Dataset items
▼

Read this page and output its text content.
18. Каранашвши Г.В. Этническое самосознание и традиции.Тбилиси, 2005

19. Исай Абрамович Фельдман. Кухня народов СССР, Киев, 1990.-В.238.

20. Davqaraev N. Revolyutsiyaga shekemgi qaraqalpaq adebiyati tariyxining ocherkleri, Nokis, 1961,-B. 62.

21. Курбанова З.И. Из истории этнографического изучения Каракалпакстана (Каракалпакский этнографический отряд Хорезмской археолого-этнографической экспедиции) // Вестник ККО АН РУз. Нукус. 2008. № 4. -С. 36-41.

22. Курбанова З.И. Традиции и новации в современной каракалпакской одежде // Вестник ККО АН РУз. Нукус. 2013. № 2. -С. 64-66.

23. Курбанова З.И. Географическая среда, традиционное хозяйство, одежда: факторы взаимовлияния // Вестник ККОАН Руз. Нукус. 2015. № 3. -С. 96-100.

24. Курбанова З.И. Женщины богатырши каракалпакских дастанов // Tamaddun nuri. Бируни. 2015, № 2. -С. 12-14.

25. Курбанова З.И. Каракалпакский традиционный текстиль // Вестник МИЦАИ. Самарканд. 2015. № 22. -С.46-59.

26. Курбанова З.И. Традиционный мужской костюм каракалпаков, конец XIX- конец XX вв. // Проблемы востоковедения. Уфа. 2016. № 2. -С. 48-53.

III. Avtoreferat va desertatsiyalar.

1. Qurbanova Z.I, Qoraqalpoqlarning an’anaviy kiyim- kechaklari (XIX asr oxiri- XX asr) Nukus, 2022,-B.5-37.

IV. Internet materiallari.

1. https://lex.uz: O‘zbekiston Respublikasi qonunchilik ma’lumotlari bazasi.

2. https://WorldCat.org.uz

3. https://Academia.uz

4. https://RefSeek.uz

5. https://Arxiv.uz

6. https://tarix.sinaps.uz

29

▲

[REQUIRED WORK] Print every entry exactly as it appears.

[PROBLEM SOLUTION]
Read this page and output its text content.
18. Каранашвши Г.В. Этническое самосознание и традиции.Тбилиси, 2005

19. Исай Абрамович Фельдман. Кухня народов СССР, Киев, 1990.-В.238.

20. Davqaraev N. Revolyutsiyaga shekemgi qaraqalpaq adebiyati tariyxining ocherkleri, Nokis, 1961,-B. 62.

21. Курбанова З.И. Из истории этнографического изучения Каракалпакстана (Каракалпакский этнографический отряд Хорезмской археолого-этнографической экспедиции) // Вестник ККО АН РУз. Нукус. 2008. № 4. -С. 36-41.

22. Курбанова З.И. Традиции и новации в современной каракалпакской одежде // Вестник ККО АН РУз. Нукус. 2013. № 2. -С. 64-66.

23. Курбанова З.И. Географическая среда, традиционное хозяйство, одежда: факторы взаимовлияния // Вестник ККОАН Руз. Нукус. 2015. № 3. -С. 96-100.

24. Курбанова З.И. Женщины богатырши каракалпакских дастанов // Tamaddun nuri. Бируни. 2015, № 2. -С. 12-14.

25. Курбанова З.И. Каракалпакский традиционный текстиль // Вестник МИЦАИ. Самарканд. 2015. № 22. -С.46-59.

26. Курбанова З.И. Традиционный мужской костюм каракалпаков, конец XIX- конец XX вв. // Проблемы востоковедения. Уфа. 2016. № 2. -С. 48-53.

III. Avtoreferat va desertatsiyalar.

1. Qurbanova Z.I, Qoraqalpoqlarning an’anaviy kiyim- kechaklari (XIX asr oxiri- XX asr) Nukus, 2022,-B.5-37.

IV. Internet materiallari.

1. https://lex.uz: O‘zbekiston Respublikasi qonunchilik ma’lumotlari bazasi.

2. https://WorldCat.org.uz

3. https://Academia.uz

4. https://RefSeek.uz

5. https://Arxiv.uz

6. https://tarix.sinaps.uz

29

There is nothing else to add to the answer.